* **Directions**
Look at each line below and count those with the word "professionnels"; the answer is that number only.

Records drawn from a dataset
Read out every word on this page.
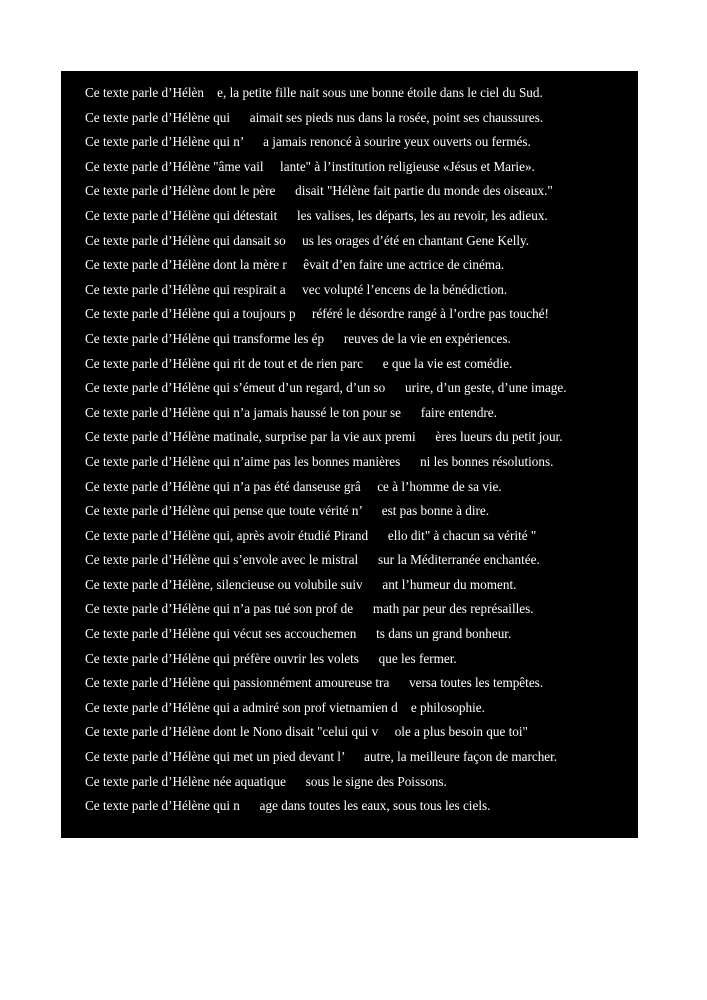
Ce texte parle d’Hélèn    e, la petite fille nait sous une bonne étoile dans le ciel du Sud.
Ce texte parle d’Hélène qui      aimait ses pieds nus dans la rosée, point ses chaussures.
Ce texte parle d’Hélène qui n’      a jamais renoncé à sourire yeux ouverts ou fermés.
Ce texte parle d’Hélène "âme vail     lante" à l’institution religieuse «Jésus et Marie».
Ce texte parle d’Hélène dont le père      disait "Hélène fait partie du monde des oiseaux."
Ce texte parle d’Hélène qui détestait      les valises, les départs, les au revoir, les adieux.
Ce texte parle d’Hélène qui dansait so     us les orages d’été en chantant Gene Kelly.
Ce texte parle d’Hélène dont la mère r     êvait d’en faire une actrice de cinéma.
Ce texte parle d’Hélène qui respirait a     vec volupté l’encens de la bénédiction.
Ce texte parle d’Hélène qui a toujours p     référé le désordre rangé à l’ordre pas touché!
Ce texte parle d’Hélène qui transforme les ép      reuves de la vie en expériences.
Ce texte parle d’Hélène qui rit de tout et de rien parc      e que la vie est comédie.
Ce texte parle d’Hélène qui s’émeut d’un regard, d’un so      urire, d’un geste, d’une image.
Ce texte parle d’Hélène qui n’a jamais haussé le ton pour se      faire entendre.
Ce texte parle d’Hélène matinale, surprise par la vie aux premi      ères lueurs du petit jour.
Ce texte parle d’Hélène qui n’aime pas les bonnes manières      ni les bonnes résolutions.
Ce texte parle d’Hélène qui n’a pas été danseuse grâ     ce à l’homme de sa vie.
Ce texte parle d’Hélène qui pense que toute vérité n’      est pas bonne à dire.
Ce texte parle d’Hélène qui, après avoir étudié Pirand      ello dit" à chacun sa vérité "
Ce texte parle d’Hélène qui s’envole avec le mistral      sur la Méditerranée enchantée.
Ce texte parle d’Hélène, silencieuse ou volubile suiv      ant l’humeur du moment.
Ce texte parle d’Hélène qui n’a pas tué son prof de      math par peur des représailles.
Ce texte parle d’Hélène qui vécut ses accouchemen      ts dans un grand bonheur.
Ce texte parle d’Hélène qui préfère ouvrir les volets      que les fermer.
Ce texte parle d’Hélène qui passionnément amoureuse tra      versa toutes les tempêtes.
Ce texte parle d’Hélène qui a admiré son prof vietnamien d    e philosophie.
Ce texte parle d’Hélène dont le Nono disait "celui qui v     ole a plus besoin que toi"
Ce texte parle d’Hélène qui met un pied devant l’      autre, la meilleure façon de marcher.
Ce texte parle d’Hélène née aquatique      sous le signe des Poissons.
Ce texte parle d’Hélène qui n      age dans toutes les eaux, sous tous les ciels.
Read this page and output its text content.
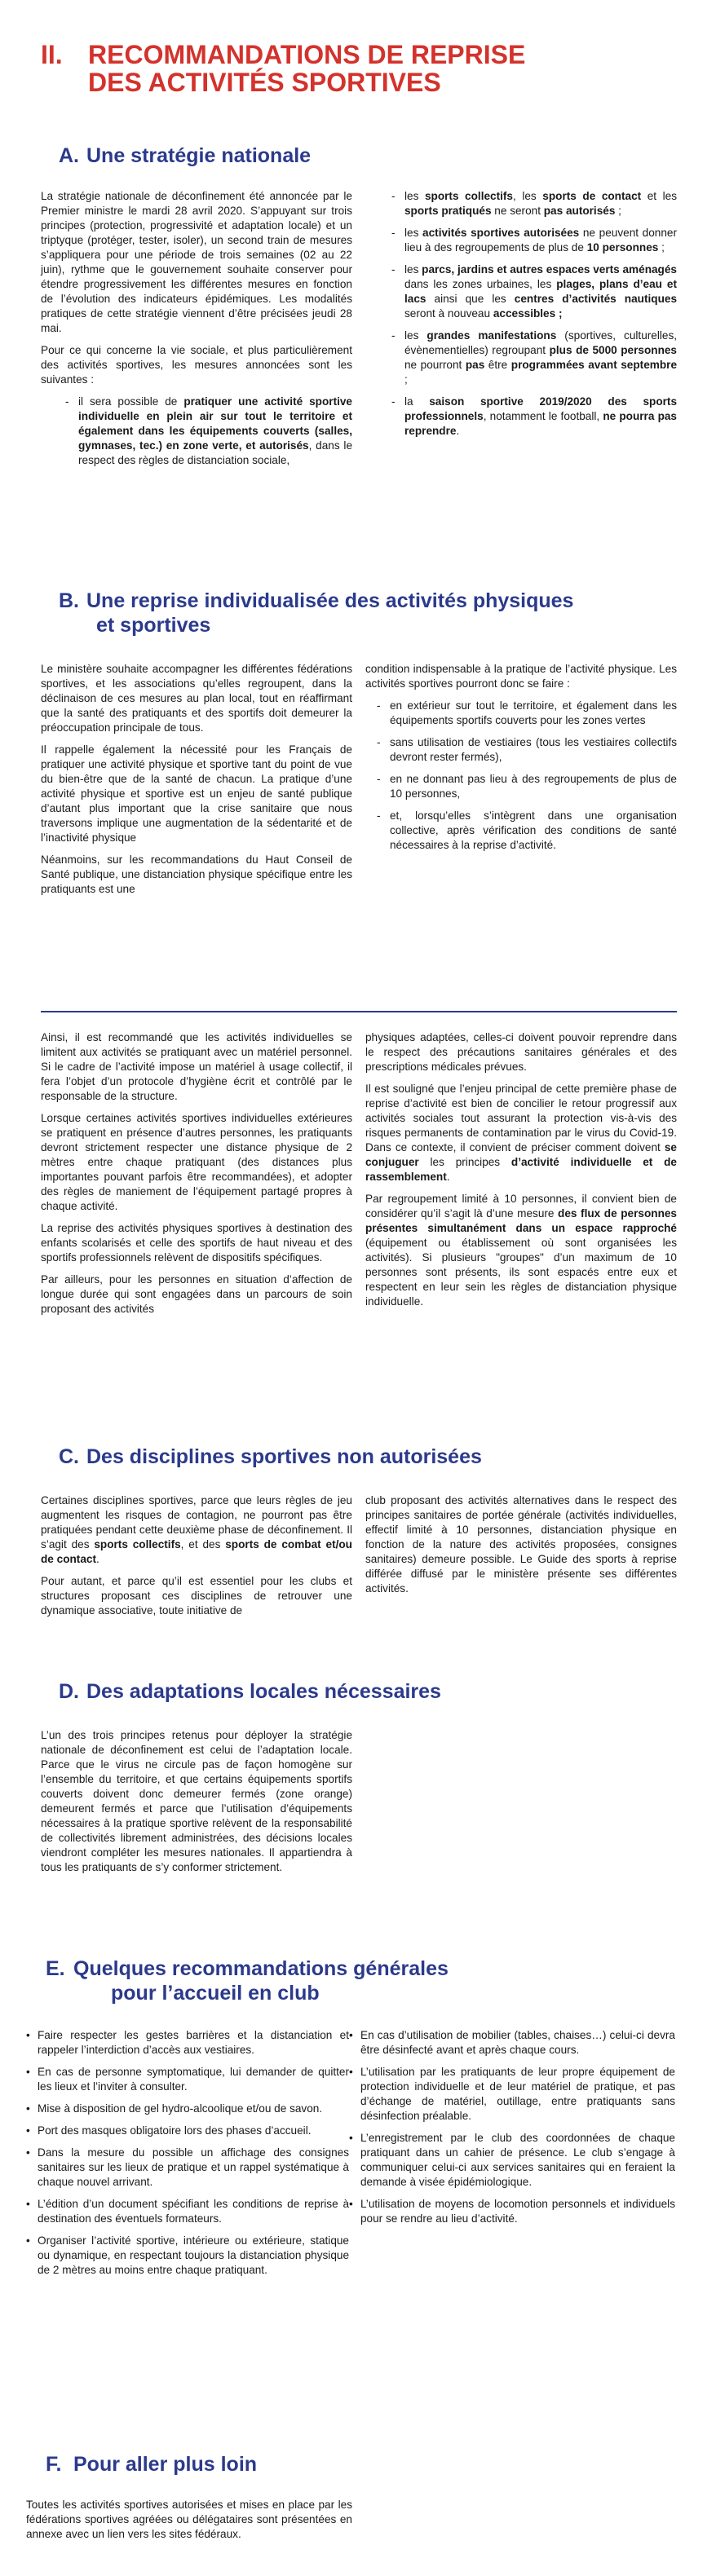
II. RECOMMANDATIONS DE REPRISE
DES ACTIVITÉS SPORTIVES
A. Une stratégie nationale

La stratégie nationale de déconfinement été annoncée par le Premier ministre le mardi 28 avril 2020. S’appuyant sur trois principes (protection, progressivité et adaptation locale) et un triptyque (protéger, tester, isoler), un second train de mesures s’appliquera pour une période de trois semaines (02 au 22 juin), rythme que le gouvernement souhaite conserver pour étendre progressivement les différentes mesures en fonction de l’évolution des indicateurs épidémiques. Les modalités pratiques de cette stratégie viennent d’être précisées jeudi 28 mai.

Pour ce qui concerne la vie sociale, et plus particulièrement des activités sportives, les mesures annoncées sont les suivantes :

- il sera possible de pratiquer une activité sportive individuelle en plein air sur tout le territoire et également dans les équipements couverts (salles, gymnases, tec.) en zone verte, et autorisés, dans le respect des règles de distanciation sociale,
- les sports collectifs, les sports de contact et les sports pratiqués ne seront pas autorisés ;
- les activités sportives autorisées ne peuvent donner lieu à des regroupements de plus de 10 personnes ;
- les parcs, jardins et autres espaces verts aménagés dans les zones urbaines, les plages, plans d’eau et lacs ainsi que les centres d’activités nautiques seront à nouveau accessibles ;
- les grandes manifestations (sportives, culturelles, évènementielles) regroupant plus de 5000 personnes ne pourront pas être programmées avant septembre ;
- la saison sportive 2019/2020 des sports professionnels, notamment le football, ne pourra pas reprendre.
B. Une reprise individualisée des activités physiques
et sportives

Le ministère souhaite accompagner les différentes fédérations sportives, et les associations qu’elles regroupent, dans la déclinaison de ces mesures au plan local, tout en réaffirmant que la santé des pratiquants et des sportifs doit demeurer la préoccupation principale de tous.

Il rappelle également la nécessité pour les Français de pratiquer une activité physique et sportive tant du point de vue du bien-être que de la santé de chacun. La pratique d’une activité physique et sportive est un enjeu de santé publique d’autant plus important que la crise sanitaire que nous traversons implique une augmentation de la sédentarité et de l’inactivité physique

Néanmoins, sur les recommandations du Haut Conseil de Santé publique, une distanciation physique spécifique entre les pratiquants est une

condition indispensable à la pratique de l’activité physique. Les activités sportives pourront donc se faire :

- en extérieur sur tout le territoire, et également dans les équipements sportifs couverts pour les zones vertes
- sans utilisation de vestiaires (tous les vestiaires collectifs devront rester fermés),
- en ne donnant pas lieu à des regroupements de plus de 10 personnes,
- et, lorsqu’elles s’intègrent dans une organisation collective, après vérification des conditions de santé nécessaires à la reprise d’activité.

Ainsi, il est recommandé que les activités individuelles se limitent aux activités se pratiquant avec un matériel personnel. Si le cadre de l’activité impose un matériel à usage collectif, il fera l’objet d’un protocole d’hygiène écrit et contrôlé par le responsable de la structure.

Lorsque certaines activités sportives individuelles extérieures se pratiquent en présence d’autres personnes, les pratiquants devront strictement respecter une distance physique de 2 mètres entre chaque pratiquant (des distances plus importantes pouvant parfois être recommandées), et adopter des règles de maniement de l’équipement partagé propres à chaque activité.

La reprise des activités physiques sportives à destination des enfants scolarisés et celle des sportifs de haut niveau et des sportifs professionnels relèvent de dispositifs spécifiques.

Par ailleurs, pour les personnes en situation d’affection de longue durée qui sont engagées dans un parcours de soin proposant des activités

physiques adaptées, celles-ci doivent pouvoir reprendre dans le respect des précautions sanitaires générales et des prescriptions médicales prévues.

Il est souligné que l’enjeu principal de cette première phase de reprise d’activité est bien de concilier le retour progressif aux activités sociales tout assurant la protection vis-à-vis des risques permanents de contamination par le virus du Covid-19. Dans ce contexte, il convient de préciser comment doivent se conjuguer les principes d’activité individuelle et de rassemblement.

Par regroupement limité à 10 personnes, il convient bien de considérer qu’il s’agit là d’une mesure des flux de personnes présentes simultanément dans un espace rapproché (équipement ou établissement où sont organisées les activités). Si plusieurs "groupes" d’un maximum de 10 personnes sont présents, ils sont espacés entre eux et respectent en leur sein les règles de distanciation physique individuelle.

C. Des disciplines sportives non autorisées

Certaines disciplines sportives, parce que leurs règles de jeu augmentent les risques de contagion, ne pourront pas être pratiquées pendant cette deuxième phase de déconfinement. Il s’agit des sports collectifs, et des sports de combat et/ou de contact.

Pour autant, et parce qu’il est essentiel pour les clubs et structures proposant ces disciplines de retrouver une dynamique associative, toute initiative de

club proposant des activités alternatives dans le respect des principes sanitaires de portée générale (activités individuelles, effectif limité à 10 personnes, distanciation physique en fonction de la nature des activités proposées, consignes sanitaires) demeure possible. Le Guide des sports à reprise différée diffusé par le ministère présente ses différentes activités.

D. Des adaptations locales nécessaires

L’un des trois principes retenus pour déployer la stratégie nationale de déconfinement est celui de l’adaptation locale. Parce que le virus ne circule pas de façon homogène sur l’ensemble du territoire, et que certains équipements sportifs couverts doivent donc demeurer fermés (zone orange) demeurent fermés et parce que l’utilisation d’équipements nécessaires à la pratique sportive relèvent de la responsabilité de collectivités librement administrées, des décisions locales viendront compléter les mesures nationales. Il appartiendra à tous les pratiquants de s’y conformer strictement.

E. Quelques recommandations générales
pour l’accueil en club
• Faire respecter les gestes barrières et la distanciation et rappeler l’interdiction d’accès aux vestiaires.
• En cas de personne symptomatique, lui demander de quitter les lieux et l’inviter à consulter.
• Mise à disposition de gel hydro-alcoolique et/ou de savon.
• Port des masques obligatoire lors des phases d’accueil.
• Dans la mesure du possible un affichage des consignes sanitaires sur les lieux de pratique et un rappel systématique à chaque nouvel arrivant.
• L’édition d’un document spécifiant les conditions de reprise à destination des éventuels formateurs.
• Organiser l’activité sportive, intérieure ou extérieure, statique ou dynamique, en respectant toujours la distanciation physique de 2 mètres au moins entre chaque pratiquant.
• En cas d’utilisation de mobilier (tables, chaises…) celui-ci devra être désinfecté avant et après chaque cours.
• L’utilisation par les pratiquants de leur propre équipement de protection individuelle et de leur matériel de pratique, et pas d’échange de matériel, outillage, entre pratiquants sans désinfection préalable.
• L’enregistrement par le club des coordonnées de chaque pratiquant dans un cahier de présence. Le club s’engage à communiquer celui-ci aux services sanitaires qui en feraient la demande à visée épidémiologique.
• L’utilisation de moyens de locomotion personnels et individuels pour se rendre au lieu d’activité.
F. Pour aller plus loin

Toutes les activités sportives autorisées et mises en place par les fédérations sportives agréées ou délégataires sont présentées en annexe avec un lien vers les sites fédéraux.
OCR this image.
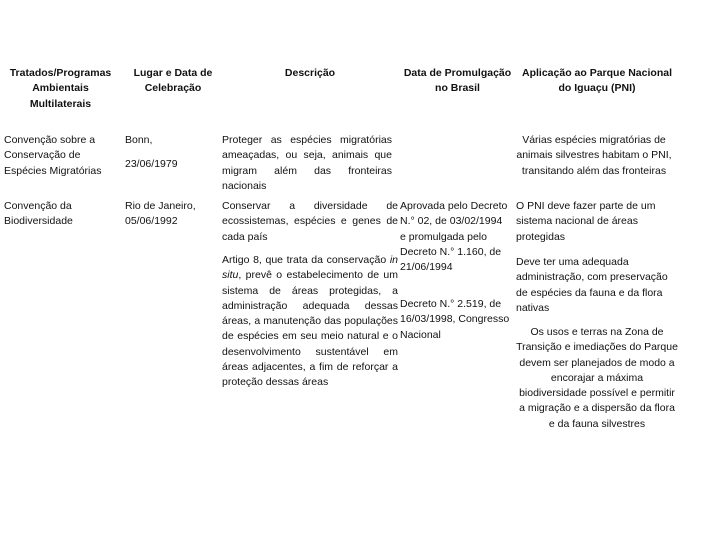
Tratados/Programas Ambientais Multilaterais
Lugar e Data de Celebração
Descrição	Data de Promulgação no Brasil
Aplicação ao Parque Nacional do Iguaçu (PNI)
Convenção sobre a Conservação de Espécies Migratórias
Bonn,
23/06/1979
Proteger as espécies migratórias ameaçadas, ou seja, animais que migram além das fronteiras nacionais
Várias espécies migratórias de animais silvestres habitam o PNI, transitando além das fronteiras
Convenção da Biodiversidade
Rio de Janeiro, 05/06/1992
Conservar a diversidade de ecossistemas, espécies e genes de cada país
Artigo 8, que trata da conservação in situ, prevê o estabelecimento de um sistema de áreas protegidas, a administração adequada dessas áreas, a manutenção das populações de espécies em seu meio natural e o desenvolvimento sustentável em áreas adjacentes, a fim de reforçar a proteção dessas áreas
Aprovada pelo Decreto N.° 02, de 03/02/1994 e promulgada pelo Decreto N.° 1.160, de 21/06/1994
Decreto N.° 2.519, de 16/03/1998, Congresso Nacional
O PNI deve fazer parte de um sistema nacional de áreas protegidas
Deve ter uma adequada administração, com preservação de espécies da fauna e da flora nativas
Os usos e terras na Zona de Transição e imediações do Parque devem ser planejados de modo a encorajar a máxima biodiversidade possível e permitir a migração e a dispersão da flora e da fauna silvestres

* **Output for this task**
2